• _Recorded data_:
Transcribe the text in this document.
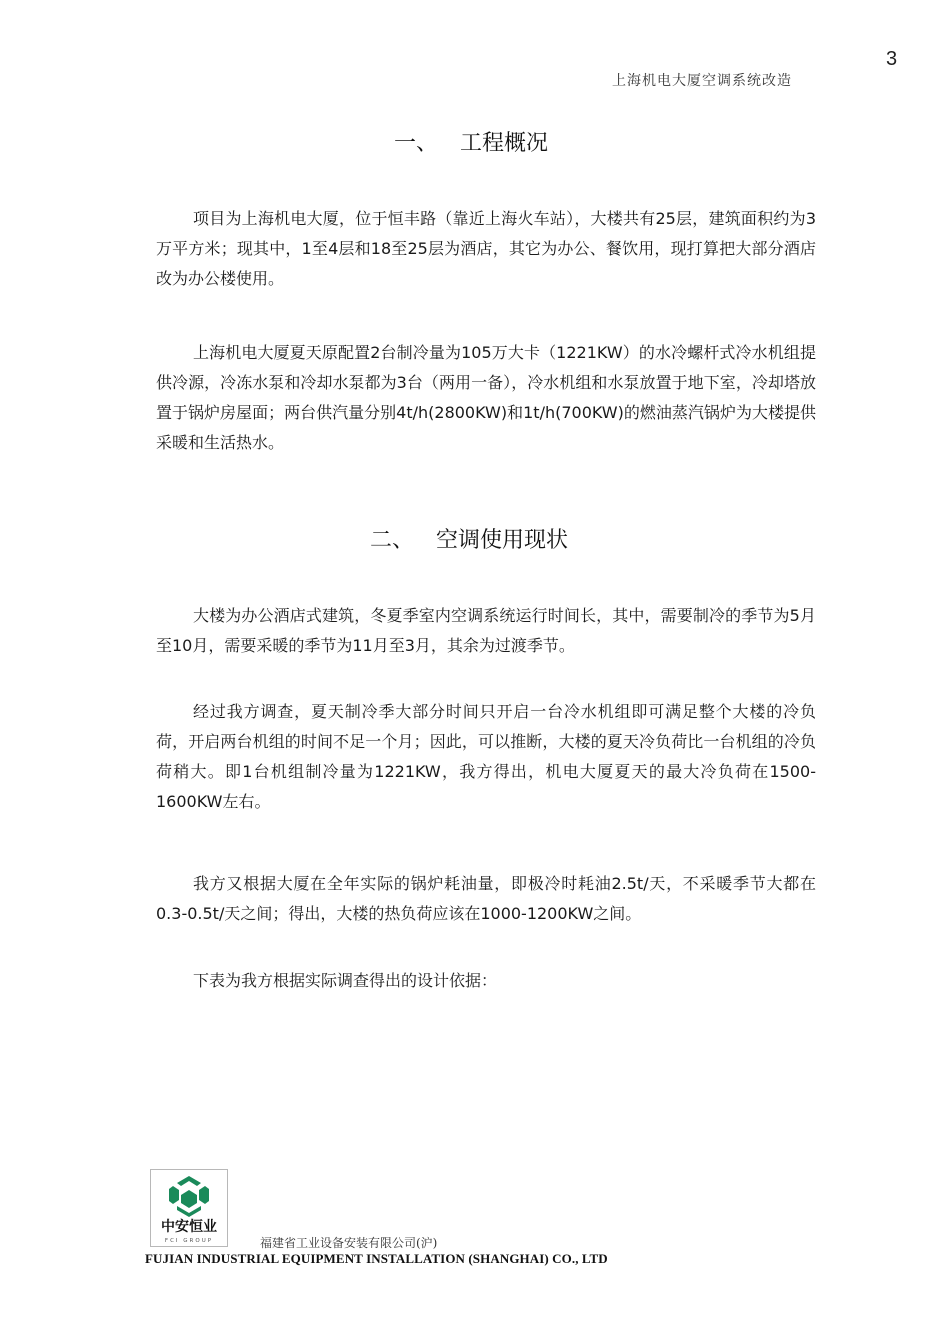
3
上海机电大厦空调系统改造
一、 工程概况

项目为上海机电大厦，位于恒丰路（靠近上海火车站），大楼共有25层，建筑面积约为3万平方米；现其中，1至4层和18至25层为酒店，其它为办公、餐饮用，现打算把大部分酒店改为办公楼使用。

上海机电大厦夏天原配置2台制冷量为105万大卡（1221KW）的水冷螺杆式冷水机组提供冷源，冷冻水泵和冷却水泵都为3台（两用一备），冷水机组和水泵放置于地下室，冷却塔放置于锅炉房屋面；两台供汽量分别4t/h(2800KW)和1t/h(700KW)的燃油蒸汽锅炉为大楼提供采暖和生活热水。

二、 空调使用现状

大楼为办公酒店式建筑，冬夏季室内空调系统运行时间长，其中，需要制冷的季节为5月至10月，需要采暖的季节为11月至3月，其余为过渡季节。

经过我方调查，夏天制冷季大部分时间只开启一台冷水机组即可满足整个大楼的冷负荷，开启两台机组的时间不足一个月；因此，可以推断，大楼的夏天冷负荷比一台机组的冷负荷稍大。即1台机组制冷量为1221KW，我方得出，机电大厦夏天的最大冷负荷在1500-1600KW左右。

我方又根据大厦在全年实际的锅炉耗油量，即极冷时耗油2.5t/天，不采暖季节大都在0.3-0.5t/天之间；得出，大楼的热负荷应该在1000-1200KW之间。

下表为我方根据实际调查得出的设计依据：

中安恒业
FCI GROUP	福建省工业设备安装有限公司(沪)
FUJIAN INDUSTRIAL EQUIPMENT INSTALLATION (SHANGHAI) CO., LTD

• _What you have to do_: Every entry must be reproduced exactly, with the images left out.

• _Response_:
Transcribe the text in this document.
3
上海机电大厦空调系统改造
一、 工程概况

项目为上海机电大厦，位于恒丰路（靠近上海火车站），大楼共有25层，建筑面积约为3万平方米；现其中，1至4层和18至25层为酒店，其它为办公、餐饮用，现打算把大部分酒店改为办公楼使用。

上海机电大厦夏天原配置2台制冷量为105万大卡（1221KW）的水冷螺杆式冷水机组提供冷源，冷冻水泵和冷却水泵都为3台（两用一备），冷水机组和水泵放置于地下室，冷却塔放置于锅炉房屋面；两台供汽量分别4t/h(2800KW)和1t/h(700KW)的燃油蒸汽锅炉为大楼提供采暖和生活热水。

二、 空调使用现状

大楼为办公酒店式建筑，冬夏季室内空调系统运行时间长，其中，需要制冷的季节为5月至10月，需要采暖的季节为11月至3月，其余为过渡季节。

经过我方调查，夏天制冷季大部分时间只开启一台冷水机组即可满足整个大楼的冷负荷，开启两台机组的时间不足一个月；因此，可以推断，大楼的夏天冷负荷比一台机组的冷负荷稍大。即1台机组制冷量为1221KW，我方得出，机电大厦夏天的最大冷负荷在1500-1600KW左右。

我方又根据大厦在全年实际的锅炉耗油量，即极冷时耗油2.5t/天，不采暖季节大都在0.3-0.5t/天之间；得出，大楼的热负荷应该在1000-1200KW之间。

下表为我方根据实际调查得出的设计依据：

中安恒业
FCI GROUP	福建省工业设备安装有限公司(沪)
FUJIAN INDUSTRIAL EQUIPMENT INSTALLATION (SHANGHAI) CO., LTD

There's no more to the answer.